__Task details__
Pick out each line containing the string "GRISM" and copy it.

__Recorded information__
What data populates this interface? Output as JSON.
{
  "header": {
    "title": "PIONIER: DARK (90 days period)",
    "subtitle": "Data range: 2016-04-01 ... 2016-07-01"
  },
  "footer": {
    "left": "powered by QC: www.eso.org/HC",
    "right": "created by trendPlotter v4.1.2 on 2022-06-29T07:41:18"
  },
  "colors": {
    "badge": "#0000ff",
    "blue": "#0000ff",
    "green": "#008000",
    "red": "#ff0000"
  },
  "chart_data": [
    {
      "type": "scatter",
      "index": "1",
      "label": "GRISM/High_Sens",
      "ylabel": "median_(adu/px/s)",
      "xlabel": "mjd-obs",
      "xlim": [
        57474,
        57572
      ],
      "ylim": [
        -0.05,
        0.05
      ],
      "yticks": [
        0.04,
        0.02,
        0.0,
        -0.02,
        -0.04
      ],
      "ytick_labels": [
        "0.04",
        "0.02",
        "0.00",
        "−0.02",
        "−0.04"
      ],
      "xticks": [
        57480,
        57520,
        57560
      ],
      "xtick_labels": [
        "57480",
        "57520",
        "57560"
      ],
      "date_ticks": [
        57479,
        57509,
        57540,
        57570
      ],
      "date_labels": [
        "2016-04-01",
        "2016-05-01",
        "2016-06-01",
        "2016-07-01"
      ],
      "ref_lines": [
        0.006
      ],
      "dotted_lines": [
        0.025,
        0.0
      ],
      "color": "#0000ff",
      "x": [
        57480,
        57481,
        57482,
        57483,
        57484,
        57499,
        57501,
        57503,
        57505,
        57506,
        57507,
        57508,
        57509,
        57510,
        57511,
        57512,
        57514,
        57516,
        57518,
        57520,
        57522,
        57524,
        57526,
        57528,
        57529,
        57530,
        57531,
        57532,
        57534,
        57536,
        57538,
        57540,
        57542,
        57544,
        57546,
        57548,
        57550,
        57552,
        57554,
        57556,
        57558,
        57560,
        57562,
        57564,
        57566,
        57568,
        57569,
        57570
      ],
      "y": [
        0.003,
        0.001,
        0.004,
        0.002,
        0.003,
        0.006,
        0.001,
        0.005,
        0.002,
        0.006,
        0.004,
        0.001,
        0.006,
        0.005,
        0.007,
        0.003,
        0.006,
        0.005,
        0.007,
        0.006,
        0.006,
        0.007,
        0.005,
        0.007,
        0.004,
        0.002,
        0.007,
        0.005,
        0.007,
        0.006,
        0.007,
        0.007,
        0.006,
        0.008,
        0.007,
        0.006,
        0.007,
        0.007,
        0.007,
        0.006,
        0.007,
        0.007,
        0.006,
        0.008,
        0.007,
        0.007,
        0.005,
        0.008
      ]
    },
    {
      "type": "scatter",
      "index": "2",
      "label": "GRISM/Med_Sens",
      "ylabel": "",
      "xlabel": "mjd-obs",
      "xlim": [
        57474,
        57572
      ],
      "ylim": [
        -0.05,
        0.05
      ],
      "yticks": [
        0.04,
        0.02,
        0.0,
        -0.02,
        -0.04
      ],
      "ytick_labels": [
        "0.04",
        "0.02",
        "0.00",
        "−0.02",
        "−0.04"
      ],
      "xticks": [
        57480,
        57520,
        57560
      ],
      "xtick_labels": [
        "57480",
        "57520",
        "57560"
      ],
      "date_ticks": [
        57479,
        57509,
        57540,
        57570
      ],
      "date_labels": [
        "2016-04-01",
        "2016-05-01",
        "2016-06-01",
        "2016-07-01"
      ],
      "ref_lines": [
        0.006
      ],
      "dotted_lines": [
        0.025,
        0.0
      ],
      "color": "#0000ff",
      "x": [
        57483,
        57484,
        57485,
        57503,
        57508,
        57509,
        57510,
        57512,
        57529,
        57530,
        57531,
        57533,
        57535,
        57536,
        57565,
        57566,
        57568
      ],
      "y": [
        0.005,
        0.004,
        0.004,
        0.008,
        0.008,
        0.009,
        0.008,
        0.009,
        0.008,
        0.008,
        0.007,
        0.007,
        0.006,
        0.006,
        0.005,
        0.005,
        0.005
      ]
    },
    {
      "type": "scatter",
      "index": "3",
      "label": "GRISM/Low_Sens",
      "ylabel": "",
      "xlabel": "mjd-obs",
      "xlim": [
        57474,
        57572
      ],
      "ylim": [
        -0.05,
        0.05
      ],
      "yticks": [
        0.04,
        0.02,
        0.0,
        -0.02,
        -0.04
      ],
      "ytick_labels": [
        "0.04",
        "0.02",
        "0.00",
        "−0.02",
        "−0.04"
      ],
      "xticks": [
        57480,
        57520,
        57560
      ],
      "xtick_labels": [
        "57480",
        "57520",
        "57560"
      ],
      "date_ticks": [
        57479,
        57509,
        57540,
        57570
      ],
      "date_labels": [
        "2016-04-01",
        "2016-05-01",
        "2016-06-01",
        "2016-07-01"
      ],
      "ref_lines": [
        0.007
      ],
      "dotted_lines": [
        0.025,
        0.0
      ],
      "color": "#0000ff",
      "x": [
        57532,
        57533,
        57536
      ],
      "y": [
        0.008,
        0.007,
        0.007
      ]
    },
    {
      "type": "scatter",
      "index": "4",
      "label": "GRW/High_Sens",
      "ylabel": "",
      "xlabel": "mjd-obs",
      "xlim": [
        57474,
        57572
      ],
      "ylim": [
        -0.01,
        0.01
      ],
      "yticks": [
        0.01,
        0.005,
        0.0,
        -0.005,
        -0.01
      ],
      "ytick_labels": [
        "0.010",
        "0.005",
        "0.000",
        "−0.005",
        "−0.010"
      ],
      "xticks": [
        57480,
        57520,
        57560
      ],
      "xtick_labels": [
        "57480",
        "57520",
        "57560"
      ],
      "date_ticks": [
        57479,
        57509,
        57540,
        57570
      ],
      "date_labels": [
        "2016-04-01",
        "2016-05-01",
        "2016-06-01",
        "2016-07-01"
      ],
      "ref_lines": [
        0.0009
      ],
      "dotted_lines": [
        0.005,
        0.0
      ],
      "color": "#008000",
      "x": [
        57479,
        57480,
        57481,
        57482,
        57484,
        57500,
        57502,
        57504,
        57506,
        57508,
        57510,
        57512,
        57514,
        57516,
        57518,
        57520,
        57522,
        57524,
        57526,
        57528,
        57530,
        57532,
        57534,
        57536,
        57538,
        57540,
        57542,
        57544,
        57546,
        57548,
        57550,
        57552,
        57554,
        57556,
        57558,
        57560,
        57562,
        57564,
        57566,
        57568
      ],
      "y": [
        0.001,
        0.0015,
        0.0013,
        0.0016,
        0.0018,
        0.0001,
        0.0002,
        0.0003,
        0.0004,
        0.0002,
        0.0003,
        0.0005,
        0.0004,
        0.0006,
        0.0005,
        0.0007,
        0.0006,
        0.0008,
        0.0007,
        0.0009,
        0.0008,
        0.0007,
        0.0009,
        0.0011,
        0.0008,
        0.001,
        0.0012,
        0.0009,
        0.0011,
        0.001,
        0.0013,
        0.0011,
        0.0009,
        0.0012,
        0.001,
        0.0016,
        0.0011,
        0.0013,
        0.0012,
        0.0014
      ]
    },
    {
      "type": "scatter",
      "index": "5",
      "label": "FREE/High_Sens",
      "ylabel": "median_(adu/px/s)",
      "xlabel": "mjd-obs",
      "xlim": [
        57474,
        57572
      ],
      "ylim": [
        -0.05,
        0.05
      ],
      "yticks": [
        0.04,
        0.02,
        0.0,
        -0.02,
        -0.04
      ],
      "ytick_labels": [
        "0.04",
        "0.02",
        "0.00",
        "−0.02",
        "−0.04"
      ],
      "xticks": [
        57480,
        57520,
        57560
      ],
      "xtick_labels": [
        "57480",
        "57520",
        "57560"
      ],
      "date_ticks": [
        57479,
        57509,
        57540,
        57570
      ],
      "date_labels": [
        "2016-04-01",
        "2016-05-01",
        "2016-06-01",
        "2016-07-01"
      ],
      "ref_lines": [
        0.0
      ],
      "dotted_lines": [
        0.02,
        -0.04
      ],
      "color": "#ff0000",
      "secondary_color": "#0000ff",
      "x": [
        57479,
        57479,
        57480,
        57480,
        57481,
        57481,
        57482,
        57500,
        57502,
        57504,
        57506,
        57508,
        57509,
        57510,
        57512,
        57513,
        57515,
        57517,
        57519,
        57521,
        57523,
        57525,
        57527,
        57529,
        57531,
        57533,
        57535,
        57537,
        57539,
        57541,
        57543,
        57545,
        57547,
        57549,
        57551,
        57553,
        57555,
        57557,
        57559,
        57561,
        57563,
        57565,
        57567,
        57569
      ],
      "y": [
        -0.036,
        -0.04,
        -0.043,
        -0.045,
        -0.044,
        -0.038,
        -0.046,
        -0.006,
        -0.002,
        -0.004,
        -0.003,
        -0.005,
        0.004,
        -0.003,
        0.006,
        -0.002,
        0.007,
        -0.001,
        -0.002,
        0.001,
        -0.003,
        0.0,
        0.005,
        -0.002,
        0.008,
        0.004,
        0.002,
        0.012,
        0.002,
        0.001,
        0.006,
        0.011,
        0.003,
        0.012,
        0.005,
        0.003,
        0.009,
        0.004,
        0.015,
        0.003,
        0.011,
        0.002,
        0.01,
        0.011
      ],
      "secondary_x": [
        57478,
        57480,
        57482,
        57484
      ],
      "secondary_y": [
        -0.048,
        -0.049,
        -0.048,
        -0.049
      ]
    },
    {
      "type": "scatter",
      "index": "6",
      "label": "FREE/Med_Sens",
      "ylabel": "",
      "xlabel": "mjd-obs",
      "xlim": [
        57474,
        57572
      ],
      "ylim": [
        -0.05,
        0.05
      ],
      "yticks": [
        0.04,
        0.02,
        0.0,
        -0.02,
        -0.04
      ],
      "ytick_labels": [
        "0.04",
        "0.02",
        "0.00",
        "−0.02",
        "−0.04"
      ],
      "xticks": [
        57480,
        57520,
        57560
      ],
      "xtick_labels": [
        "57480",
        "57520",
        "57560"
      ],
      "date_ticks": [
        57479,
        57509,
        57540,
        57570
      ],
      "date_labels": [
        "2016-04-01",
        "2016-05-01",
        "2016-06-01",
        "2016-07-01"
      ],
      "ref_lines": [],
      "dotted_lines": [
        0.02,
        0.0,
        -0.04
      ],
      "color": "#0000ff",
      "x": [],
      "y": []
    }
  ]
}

__Exercise response__
      "label": "GRISM/High_Sens",
      "label": "GRISM/Med_Sens",
      "label": "GRISM/Low_Sens",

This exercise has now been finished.